In the forum thread about the AC whistle, transcribe word for word the passage between "Same sound if" and "at best, remote.", inclusive.

** BEGIN Document section **

# AC making whistle high pitch sound when on setting 4 and 5?



## NickD (Dec 10, 2011)

Still in the back woods, Cruze only goes to a 4, did they increase this to a six? Maybe should buy a new one. But in 4, still operates at full voltage and very powerful. Hardly ever use it, wife likes to close her vents on her side that also generates a whistling sound. Solution? Cut it back to 3.


----------



## spacedout (Dec 7, 2010)

NickD said:


> Still in the back woods, Cruze only goes to a 4, did they increase this to a six? Maybe should buy a new one.


All 2013+ cruze get a 6 speed fan.


----------



## Robby (Mar 1, 2013)

Mo Cruze said:


> I just noticed yesterday that when my AC is on 4 or 5 there is a really high pitch whistle. On 6 you cant really hear it b/c the air is blowing out so loud like a jet engine lol. On 1 2 and 3 it doesnt make the sound at all. ANyone else had this issue or know what this is? One thing after another


Same sound if a window is slightly open?
If not, you are hearing pressurized air whistleing out of a door seal or something....odds of finding that one are, at best, remote.
But, if the sound is the same, window cracked open or not, then maybe it is air whistleing past one of the blend doors in the hvac box.....again, a tough one to resolve....the shop would end up exchanging the entire air distribution system.

Last guess, if the sound is new, as opposed to been there since new, take a look at the cabin filter.
It may be incorrectly centered or have enouph debris on it to make it whistle at the higher fan speeds.
Try removing it and then operate the system to see if the sound is gone.

Thats about all the WAG's I can come up with.

Rob


----------



## NickD (Dec 10, 2011)

spacedout said:


> All 2013+ cruze get a 6 speed fan.


Can I get a six speed fan switch for my 2012? Ha, bet not, would also have to change the BCM, but if they do this, my fog lamps won't work. Can't win.

Usually only use high speed during the winter in defrost mode, could try hitting this button to learn if that sound changes.


----------



## Merc6 (Jun 8, 2013)

NickD said:


> Can I get a six speed fan switch for my 2012? Ha, bet not, would also have to change the BCM, but if they do this, my fog lamps won't work. Can't win.
> 
> Usually only use high speed during the winter in defrost mode, could try hitting this button to learn if that sound changes.


One member attempted it but we aren't 100% if they got it working. It did need a dealership visit but the confusion was if they needed to use a vin from a 13+14 6 speed fan Cruze.


----------



## jblackburn (Apr 14, 2012)

Are all the dash vents open...?

Do you have lots of papers and stuff in your glovebox? I sucked in a couple gas receipts into the fan once.


----------



## Robby (Mar 1, 2013)

jblackburn said:


> Are all the dash vents open...?
> 
> Do you have lots of papers and stuff in your glovebox? I sucked in a couple gas receipts into the fan once.



Ah ha ha ha.......good grief!

That glove box had to be some kind of full!

Ah, hah ha ha,

Rob


----------



## jblackburn (Apr 14, 2012)

Robby said:


> Ah ha ha ha.......good grief!

** END Document section **
** BEGIN Entries supplied **

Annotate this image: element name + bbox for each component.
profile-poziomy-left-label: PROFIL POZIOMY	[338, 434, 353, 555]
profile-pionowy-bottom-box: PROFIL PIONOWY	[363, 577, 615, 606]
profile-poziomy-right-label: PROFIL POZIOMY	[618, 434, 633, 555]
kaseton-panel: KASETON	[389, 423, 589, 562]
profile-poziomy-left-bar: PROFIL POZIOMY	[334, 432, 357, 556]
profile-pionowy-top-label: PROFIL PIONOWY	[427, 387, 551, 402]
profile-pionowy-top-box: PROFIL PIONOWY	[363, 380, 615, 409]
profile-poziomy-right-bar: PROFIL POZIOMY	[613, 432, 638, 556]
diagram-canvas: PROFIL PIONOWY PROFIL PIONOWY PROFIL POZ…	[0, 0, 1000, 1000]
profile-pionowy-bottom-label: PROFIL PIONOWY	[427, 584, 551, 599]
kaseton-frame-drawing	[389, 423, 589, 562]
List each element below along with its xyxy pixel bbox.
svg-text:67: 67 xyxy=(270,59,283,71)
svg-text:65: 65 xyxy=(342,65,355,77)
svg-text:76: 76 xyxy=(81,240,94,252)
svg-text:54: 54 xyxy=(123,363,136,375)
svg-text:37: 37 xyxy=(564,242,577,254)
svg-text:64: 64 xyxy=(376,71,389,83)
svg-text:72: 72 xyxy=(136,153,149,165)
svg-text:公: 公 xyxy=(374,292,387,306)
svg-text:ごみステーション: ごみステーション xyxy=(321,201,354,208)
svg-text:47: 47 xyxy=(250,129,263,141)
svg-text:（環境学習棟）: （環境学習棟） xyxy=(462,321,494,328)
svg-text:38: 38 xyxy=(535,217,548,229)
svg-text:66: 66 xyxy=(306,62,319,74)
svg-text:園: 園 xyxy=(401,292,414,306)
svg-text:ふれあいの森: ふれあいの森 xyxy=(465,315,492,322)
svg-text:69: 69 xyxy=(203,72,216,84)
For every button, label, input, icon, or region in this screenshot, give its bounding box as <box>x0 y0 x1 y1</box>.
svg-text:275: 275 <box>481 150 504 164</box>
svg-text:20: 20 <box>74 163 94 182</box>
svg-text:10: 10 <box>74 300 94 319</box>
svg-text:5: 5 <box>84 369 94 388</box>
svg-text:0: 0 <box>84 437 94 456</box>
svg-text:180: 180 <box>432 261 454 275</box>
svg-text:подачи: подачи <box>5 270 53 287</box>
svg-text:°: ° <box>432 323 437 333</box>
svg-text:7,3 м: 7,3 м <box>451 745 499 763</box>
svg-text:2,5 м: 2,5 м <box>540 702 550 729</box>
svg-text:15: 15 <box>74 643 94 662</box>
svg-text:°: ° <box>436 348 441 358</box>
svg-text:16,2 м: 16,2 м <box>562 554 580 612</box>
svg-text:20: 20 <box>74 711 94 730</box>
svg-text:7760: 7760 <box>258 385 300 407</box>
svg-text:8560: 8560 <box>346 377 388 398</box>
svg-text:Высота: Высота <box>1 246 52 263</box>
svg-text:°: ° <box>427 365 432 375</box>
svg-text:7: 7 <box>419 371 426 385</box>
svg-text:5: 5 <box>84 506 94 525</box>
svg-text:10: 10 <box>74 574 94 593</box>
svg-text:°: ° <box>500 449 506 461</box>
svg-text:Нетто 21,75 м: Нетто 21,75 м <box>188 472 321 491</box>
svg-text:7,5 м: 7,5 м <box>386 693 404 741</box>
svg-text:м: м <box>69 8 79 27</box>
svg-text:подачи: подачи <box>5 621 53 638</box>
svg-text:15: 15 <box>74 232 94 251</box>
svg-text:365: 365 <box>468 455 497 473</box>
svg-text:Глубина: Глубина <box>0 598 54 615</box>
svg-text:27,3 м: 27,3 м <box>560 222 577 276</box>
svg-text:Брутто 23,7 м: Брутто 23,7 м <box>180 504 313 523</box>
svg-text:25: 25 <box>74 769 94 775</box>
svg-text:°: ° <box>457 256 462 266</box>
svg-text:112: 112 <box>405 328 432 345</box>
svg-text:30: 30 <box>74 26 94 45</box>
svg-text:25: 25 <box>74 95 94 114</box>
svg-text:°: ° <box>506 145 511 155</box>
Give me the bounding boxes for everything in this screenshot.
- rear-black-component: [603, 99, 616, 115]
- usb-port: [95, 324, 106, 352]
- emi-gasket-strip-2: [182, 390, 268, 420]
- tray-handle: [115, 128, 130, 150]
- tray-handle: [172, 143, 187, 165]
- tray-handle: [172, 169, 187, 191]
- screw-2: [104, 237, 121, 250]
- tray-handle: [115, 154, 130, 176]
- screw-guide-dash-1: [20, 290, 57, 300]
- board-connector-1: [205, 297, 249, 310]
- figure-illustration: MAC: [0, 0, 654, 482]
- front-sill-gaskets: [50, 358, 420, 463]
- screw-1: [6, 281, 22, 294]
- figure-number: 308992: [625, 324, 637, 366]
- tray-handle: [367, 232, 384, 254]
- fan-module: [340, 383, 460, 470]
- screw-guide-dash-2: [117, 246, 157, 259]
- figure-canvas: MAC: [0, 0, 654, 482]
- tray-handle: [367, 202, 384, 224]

** END Entries supplied **

Problem solution »
Same sound if a window is slightly open?
If not, you are hearing pressurized air whistleing out of a door seal or something....odds of finding that one are, at best, remote.